## WRITTEN REQUEST
Print every entry, word for word, and skip the images.
■ ■ ■ ■ ■
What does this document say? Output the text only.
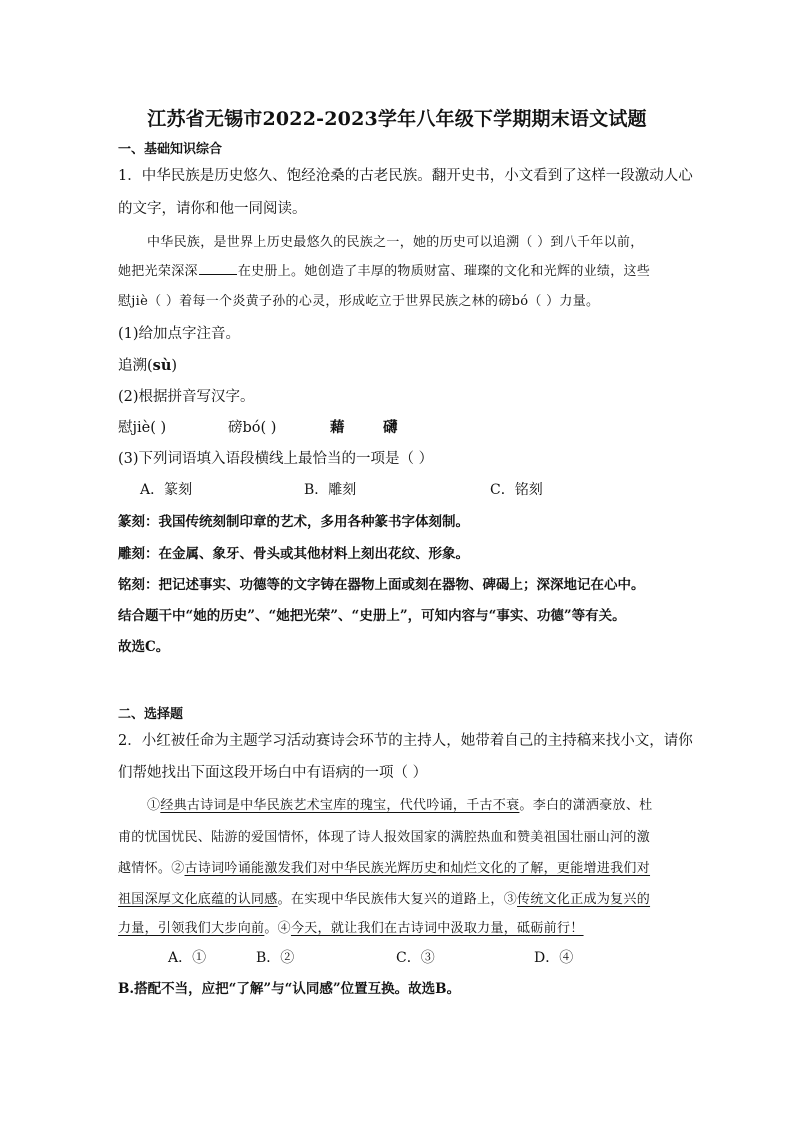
江苏省无锡市2022-2023学年八年级下学期期末语文试题
一、基础知识综合
1．中华民族是历史悠久、饱经沧桑的古老民族。翻开史书，小文看到了这样一段激动人心
的文字，请你和他一同阅读。
中华民族，是世界上历史最悠久的民族之一，她的历史可以追溯（ ）到八千年以前，
她把光荣深深	在史册上。她创造了丰厚的物质财富、璀璨的文化和光辉的业绩，这些
慰jiè（ ）着每一个炎黄子孙的心灵，形成屹立于世界民族之林的磅bó（ ）力量。
(1)给加点字注音。
追溯(sù)
(2)根据拼音写汉字。
慰jiè( )	磅bó( )	藉	礴
(3)下列词语填入语段横线上最恰当的一项是（ ）
A．篆刻	B．雕刻	C．铭刻
篆刻：我国传统刻制印章的艺术，多用各种篆书字体刻制。
雕刻：在金属、象牙、骨头或其他材料上刻出花纹、形象。
铭刻：把记述事实、功德等的文字铸在器物上面或刻在器物、碑碣上；深深地记在心中。
结合题干中“她的历史”、“她把光荣”、“史册上”，可知内容与“事实、功德”等有关。
故选C。
二、选择题
2．小红被任命为主题学习活动赛诗会环节的主持人，她带着自己的主持稿来找小文，请你
们帮她找出下面这段开场白中有语病的一项（ ）
①经典古诗词是中华民族艺术宝库的瑰宝，代代吟诵，千古不衰。李白的潇洒豪放、杜
甫的忧国忧民、陆游的爱国情怀，体现了诗人报效国家的满腔热血和赞美祖国壮丽山河的激
越情怀。②古诗词吟诵能激发我们对中华民族光辉历史和灿烂文化的了解，更能增进我们对
祖国深厚文化底蕴的认同感。在实现中华民族伟大复兴的道路上，③传统文化正成为复兴的
力量，引领我们大步向前。④今天，就让我们在古诗词中汲取力量，砥砺前行！
A．①	B．②	C．③	D．④
B.搭配不当，应把“了解”与“认同感”位置互换。故选B。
■ ■ ■ ■ ■
## ANSWER
What does this document say? Output the text only.
江苏省无锡市2022-2023学年八年级下学期期末语文试题
一、基础知识综合
1．中华民族是历史悠久、饱经沧桑的古老民族。翻开史书，小文看到了这样一段激动人心
的文字，请你和他一同阅读。
中华民族，是世界上历史最悠久的民族之一，她的历史可以追溯（ ）到八千年以前，
她把光荣深深	在史册上。她创造了丰厚的物质财富、璀璨的文化和光辉的业绩，这些
慰jiè（ ）着每一个炎黄子孙的心灵，形成屹立于世界民族之林的磅bó（ ）力量。
(1)给加点字注音。
追溯(sù)
(2)根据拼音写汉字。
慰jiè( )	磅bó( )	藉	礴
(3)下列词语填入语段横线上最恰当的一项是（ ）
A．篆刻	B．雕刻	C．铭刻
篆刻：我国传统刻制印章的艺术，多用各种篆书字体刻制。
雕刻：在金属、象牙、骨头或其他材料上刻出花纹、形象。
铭刻：把记述事实、功德等的文字铸在器物上面或刻在器物、碑碣上；深深地记在心中。
结合题干中“她的历史”、“她把光荣”、“史册上”，可知内容与“事实、功德”等有关。
故选C。
二、选择题
2．小红被任命为主题学习活动赛诗会环节的主持人，她带着自己的主持稿来找小文，请你
们帮她找出下面这段开场白中有语病的一项（ ）
①经典古诗词是中华民族艺术宝库的瑰宝，代代吟诵，千古不衰。李白的潇洒豪放、杜
甫的忧国忧民、陆游的爱国情怀，体现了诗人报效国家的满腔热血和赞美祖国壮丽山河的激
越情怀。②古诗词吟诵能激发我们对中华民族光辉历史和灿烂文化的了解，更能增进我们对
祖国深厚文化底蕴的认同感。在实现中华民族伟大复兴的道路上，③传统文化正成为复兴的
力量，引领我们大步向前。④今天，就让我们在古诗词中汲取力量，砥砺前行！
A．①	B．②	C．③	D．④
B.搭配不当，应把“了解”与“认同感”位置互换。故选B。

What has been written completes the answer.